Record excerpts:

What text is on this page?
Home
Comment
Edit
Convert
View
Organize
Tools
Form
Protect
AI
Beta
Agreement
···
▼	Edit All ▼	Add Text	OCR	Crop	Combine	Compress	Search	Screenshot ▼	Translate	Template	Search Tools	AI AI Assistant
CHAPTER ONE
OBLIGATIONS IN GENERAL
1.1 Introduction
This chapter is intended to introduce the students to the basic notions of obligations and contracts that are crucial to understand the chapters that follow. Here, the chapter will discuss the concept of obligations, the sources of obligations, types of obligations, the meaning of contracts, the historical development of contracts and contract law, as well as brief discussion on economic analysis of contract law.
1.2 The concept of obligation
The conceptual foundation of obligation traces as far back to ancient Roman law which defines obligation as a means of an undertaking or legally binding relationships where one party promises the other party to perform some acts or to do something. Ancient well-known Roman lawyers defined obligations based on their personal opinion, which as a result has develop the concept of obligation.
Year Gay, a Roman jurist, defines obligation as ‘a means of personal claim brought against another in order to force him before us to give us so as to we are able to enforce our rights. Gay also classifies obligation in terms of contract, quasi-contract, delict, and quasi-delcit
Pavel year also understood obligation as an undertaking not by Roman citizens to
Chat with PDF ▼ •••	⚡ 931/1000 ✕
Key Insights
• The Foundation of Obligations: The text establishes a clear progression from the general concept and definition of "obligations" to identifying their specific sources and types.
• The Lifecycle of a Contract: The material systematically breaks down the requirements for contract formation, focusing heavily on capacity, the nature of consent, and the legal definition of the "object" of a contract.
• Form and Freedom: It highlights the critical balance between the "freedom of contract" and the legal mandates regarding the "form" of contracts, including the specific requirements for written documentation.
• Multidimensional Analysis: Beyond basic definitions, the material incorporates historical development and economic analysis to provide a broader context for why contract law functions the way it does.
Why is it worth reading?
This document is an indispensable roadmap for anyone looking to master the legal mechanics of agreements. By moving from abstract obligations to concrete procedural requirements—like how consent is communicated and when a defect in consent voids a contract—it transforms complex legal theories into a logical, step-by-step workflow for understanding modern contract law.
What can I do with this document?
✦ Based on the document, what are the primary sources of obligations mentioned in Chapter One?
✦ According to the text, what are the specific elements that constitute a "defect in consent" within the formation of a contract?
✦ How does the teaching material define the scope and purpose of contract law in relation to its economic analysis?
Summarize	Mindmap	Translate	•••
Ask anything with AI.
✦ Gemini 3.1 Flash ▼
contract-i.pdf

Instructions for the task: Write down all the entries again without a single difference.

Solution to this exercise:
What text is on this page?
Home
Comment
Edit
Convert
View
Organize
Tools
Form
Protect
AI
Beta
Agreement
···
▼	Edit All ▼	Add Text	OCR	Crop	Combine	Compress	Search	Screenshot ▼	Translate	Template	Search Tools	AI AI Assistant
CHAPTER ONE
OBLIGATIONS IN GENERAL
1.1 Introduction
This chapter is intended to introduce the students to the basic notions of obligations and contracts that are crucial to understand the chapters that follow. Here, the chapter will discuss the concept of obligations, the sources of obligations, types of obligations, the meaning of contracts, the historical development of contracts and contract law, as well as brief discussion on economic analysis of contract law.
1.2 The concept of obligation
The conceptual foundation of obligation traces as far back to ancient Roman law which defines obligation as a means of an undertaking or legally binding relationships where one party promises the other party to perform some acts or to do something. Ancient well-known Roman lawyers defined obligations based on their personal opinion, which as a result has develop the concept of obligation.
Year Gay, a Roman jurist, defines obligation as ‘a means of personal claim brought against another in order to force him before us to give us so as to we are able to enforce our rights. Gay also classifies obligation in terms of contract, quasi-contract, delict, and quasi-delcit
Pavel year also understood obligation as an undertaking not by Roman citizens to
Chat with PDF ▼ •••	⚡ 931/1000 ✕
Key Insights
• The Foundation of Obligations: The text establishes a clear progression from the general concept and definition of "obligations" to identifying their specific sources and types.
• The Lifecycle of a Contract: The material systematically breaks down the requirements for contract formation, focusing heavily on capacity, the nature of consent, and the legal definition of the "object" of a contract.
• Form and Freedom: It highlights the critical balance between the "freedom of contract" and the legal mandates regarding the "form" of contracts, including the specific requirements for written documentation.
• Multidimensional Analysis: Beyond basic definitions, the material incorporates historical development and economic analysis to provide a broader context for why contract law functions the way it does.
Why is it worth reading?
This document is an indispensable roadmap for anyone looking to master the legal mechanics of agreements. By moving from abstract obligations to concrete procedural requirements—like how consent is communicated and when a defect in consent voids a contract—it transforms complex legal theories into a logical, step-by-step workflow for understanding modern contract law.
What can I do with this document?
✦ Based on the document, what are the primary sources of obligations mentioned in Chapter One?
✦ According to the text, what are the specific elements that constitute a "defect in consent" within the formation of a contract?
✦ How does the teaching material define the scope and purpose of contract law in relation to its economic analysis?
Summarize	Mindmap	Translate	•••
Ask anything with AI.
✦ Gemini 3.1 Flash ▼
contract-i.pdf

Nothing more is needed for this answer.